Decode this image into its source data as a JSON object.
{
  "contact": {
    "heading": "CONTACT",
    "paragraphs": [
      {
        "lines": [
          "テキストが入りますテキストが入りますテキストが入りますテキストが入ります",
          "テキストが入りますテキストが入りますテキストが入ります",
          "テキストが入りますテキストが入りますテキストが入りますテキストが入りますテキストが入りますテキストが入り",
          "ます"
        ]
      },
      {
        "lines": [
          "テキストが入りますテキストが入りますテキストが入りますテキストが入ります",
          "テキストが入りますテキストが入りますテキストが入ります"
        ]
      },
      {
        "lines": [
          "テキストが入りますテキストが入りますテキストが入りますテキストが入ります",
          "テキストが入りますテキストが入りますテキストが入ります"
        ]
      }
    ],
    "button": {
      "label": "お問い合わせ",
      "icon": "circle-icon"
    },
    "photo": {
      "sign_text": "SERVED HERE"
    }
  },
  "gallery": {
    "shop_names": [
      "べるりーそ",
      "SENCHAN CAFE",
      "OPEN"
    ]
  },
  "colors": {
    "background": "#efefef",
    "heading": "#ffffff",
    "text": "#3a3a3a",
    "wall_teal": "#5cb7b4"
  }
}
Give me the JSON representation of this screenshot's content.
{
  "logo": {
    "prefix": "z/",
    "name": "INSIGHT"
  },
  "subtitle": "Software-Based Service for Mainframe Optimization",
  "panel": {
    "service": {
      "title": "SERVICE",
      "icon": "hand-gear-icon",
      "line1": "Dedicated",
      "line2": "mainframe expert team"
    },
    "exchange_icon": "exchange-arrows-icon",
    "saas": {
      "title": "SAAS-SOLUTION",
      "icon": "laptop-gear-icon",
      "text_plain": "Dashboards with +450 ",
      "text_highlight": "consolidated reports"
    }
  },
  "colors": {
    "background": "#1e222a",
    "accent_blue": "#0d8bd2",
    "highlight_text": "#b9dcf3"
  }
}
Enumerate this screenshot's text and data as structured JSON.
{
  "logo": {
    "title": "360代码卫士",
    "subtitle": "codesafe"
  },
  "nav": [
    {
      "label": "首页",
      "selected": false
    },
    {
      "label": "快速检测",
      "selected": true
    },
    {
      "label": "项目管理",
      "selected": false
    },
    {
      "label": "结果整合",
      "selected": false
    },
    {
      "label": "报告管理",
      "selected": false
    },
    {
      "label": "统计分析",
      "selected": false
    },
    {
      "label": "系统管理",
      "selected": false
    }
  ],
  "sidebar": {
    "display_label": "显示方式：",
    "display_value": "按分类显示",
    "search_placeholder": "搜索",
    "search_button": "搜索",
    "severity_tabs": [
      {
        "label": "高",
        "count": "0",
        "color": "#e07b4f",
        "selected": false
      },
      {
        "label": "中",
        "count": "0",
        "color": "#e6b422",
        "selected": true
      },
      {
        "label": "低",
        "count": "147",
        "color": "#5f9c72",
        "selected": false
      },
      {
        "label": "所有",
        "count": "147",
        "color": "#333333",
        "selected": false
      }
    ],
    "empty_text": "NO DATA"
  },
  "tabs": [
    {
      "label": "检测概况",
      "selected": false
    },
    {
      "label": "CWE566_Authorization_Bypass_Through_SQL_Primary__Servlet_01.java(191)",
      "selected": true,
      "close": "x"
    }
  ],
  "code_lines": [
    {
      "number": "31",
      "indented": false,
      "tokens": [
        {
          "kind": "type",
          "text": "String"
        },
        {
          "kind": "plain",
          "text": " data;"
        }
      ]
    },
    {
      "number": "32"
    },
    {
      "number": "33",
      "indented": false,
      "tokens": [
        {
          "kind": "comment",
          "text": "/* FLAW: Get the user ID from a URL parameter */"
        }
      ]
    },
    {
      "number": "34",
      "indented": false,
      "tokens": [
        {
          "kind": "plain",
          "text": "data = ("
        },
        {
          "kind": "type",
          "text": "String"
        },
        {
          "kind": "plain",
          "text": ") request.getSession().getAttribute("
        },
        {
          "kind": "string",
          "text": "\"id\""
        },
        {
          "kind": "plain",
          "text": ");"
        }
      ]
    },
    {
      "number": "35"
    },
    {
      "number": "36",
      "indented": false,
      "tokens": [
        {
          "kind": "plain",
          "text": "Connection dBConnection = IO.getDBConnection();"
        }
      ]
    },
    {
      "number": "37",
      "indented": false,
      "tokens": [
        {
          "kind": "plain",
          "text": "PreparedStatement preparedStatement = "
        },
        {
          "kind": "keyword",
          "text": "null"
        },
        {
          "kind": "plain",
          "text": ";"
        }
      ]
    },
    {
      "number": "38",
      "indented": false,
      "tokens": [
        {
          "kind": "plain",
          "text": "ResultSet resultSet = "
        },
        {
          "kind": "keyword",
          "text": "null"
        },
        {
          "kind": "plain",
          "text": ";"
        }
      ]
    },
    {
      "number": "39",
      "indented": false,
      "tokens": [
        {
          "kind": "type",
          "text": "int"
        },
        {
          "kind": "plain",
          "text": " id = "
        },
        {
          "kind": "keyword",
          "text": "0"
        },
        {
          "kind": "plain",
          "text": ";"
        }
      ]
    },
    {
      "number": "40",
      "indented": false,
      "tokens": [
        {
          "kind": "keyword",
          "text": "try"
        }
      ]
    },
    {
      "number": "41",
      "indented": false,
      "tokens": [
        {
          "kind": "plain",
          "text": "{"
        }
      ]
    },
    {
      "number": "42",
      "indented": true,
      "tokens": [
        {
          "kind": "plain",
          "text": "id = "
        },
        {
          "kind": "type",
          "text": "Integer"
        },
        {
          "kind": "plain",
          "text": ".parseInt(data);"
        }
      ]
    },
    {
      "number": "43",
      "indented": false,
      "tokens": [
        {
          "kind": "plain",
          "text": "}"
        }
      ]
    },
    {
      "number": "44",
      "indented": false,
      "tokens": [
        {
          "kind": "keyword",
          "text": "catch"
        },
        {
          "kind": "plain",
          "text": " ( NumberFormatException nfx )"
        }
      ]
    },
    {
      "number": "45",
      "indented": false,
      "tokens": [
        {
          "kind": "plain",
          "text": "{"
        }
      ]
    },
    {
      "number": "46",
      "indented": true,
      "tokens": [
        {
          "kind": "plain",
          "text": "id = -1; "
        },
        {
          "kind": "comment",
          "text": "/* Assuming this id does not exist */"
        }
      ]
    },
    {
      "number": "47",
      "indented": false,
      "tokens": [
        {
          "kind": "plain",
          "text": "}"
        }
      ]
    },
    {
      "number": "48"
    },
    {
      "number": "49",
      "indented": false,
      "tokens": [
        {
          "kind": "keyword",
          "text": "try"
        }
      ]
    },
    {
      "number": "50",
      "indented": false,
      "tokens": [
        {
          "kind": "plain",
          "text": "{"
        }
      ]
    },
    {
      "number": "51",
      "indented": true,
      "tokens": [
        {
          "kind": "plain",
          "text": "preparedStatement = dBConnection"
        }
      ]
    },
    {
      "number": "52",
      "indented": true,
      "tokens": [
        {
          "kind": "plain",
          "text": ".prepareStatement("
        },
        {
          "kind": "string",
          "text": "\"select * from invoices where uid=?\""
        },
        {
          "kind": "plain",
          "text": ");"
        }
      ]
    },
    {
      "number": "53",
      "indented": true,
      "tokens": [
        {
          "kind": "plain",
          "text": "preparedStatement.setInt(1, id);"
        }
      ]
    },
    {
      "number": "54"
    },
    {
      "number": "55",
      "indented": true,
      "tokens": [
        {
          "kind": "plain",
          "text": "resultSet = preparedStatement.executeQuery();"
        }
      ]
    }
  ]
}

════════════════════

SET PROBLEM:
Every line of the data above should be reproduced word for word.

THE REPLY:
Decode this image into its source data as a JSON object.
{
  "contact": {
    "heading": "CONTACT",
    "paragraphs": [
      {
        "lines": [
          "テキストが入りますテキストが入りますテキストが入りますテキストが入ります",
          "テキストが入りますテキストが入りますテキストが入ります",
          "テキストが入りますテキストが入りますテキストが入りますテキストが入りますテキストが入りますテキストが入り",
          "ます"
        ]
      },
      {
        "lines": [
          "テキストが入りますテキストが入りますテキストが入りますテキストが入ります",
          "テキストが入りますテキストが入りますテキストが入ります"
        ]
      },
      {
        "lines": [
          "テキストが入りますテキストが入りますテキストが入りますテキストが入ります",
          "テキストが入りますテキストが入りますテキストが入ります"
        ]
      }
    ],
    "button": {
      "label": "お問い合わせ",
      "icon": "circle-icon"
    },
    "photo": {
      "sign_text": "SERVED HERE"
    }
  },
  "gallery": {
    "shop_names": [
      "べるりーそ",
      "SENCHAN CAFE",
      "OPEN"
    ]
  },
  "colors": {
    "background": "#efefef",
    "heading": "#ffffff",
    "text": "#3a3a3a",
    "wall_teal": "#5cb7b4"
  }
}
Give me the JSON representation of this screenshot's content.
{
  "logo": {
    "prefix": "z/",
    "name": "INSIGHT"
  },
  "subtitle": "Software-Based Service for Mainframe Optimization",
  "panel": {
    "service": {
      "title": "SERVICE",
      "icon": "hand-gear-icon",
      "line1": "Dedicated",
      "line2": "mainframe expert team"
    },
    "exchange_icon": "exchange-arrows-icon",
    "saas": {
      "title": "SAAS-SOLUTION",
      "icon": "laptop-gear-icon",
      "text_plain": "Dashboards with +450 ",
      "text_highlight": "consolidated reports"
    }
  },
  "colors": {
    "background": "#1e222a",
    "accent_blue": "#0d8bd2",
    "highlight_text": "#b9dcf3"
  }
}
Enumerate this screenshot's text and data as structured JSON.
{
  "logo": {
    "title": "360代码卫士",
    "subtitle": "codesafe"
  },
  "nav": [
    {
      "label": "首页",
      "selected": false
    },
    {
      "label": "快速检测",
      "selected": true
    },
    {
      "label": "项目管理",
      "selected": false
    },
    {
      "label": "结果整合",
      "selected": false
    },
    {
      "label": "报告管理",
      "selected": false
    },
    {
      "label": "统计分析",
      "selected": false
    },
    {
      "label": "系统管理",
      "selected": false
    }
  ],
  "sidebar": {
    "display_label": "显示方式：",
    "display_value": "按分类显示",
    "search_placeholder": "搜索",
    "search_button": "搜索",
    "severity_tabs": [
      {
        "label": "高",
        "count": "0",
        "color": "#e07b4f",
        "selected": false
      },
      {
        "label": "中",
        "count": "0",
        "color": "#e6b422",
        "selected": true
      },
      {
        "label": "低",
        "count": "147",
        "color": "#5f9c72",
        "selected": false
      },
      {
        "label": "所有",
        "count": "147",
        "color": "#333333",
        "selected": false
      }
    ],
    "empty_text": "NO DATA"
  },
  "tabs": [
    {
      "label": "检测概况",
      "selected": false
    },
    {
      "label": "CWE566_Authorization_Bypass_Through_SQL_Primary__Servlet_01.java(191)",
      "selected": true,
      "close": "x"
    }
  ],
  "code_lines": [
    {
      "number": "31",
      "indented": false,
      "tokens": [
        {
          "kind": "type",
          "text": "String"
        },
        {
          "kind": "plain",
          "text": " data;"
        }
      ]
    },
    {
      "number": "32"
    },
    {
      "number": "33",
      "indented": false,
      "tokens": [
        {
          "kind": "comment",
          "text": "/* FLAW: Get the user ID from a URL parameter */"
        }
      ]
    },
    {
      "number": "34",
      "indented": false,
      "tokens": [
        {
          "kind": "plain",
          "text": "data = ("
        },
        {
          "kind": "type",
          "text": "String"
        },
        {
          "kind": "plain",
          "text": ") request.getSession().getAttribute("
        },
        {
          "kind": "string",
          "text": "\"id\""
        },
        {
          "kind": "plain",
          "text": ");"
        }
      ]
    },
    {
      "number": "35"
    },
    {
      "number": "36",
      "indented": false,
      "tokens": [
        {
          "kind": "plain",
          "text": "Connection dBConnection = IO.getDBConnection();"
        }
      ]
    },
    {
      "number": "37",
      "indented": false,
      "tokens": [
        {
          "kind": "plain",
          "text": "PreparedStatement preparedStatement = "
        },
        {
          "kind": "keyword",
          "text": "null"
        },
        {
          "kind": "plain",
          "text": ";"
        }
      ]
    },
    {
      "number": "38",
      "indented": false,
      "tokens": [
        {
          "kind": "plain",
          "text": "ResultSet resultSet = "
        },
        {
          "kind": "keyword",
          "text": "null"
        },
        {
          "kind": "plain",
          "text": ";"
        }
      ]
    },
    {
      "number": "39",
      "indented": false,
      "tokens": [
        {
          "kind": "type",
          "text": "int"
        },
        {
          "kind": "plain",
          "text": " id = "
        },
        {
          "kind": "keyword",
          "text": "0"
        },
        {
          "kind": "plain",
          "text": ";"
        }
      ]
    },
    {
      "number": "40",
      "indented": false,
      "tokens": [
        {
          "kind": "keyword",
          "text": "try"
        }
      ]
    },
    {
      "number": "41",
      "indented": false,
      "tokens": [
        {
          "kind": "plain",
          "text": "{"
        }
      ]
    },
    {
      "number": "42",
      "indented": true,
      "tokens": [
        {
          "kind": "plain",
          "text": "id = "
        },
        {
          "kind": "type",
          "text": "Integer"
        },
        {
          "kind": "plain",
          "text": ".parseInt(data);"
        }
      ]
    },
    {
      "number": "43",
      "indented": false,
      "tokens": [
        {
          "kind": "plain",
          "text": "}"
        }
      ]
    },
    {
      "number": "44",
      "indented": false,
      "tokens": [
        {
          "kind": "keyword",
          "text": "catch"
        },
        {
          "kind": "plain",
          "text": " ( NumberFormatException nfx )"
        }
      ]
    },
    {
      "number": "45",
      "indented": false,
      "tokens": [
        {
          "kind": "plain",
          "text": "{"
        }
      ]
    },
    {
      "number": "46",
      "indented": true,
      "tokens": [
        {
          "kind": "plain",
          "text": "id = -1; "
        },
        {
          "kind": "comment",
          "text": "/* Assuming this id does not exist */"
        }
      ]
    },
    {
      "number": "47",
      "indented": false,
      "tokens": [
        {
          "kind": "plain",
          "text": "}"
        }
      ]
    },
    {
      "number": "48"
    },
    {
      "number": "49",
      "indented": false,
      "tokens": [
        {
          "kind": "keyword",
          "text": "try"
        }
      ]
    },
    {
      "number": "50",
      "indented": false,
      "tokens": [
        {
          "kind": "plain",
          "text": "{"
        }
      ]
    },
    {
      "number": "51",
      "indented": true,
      "tokens": [
        {
          "kind": "plain",
          "text": "preparedStatement = dBConnection"
        }
      ]
    },
    {
      "number": "52",
      "indented": true,
      "tokens": [
        {
          "kind": "plain",
          "text": ".prepareStatement("
        },
        {
          "kind": "string",
          "text": "\"select * from invoices where uid=?\""
        },
        {
          "kind": "plain",
          "text": ");"
        }
      ]
    },
    {
      "number": "53",
      "indented": true,
      "tokens": [
        {
          "kind": "plain",
          "text": "preparedStatement.setInt(1, id);"
        }
      ]
    },
    {
      "number": "54"
    },
    {
      "number": "55",
      "indented": true,
      "tokens": [
        {
          "kind": "plain",
          "text": "resultSet = preparedStatement.executeQuery();"
        }
      ]
    }
  ]
}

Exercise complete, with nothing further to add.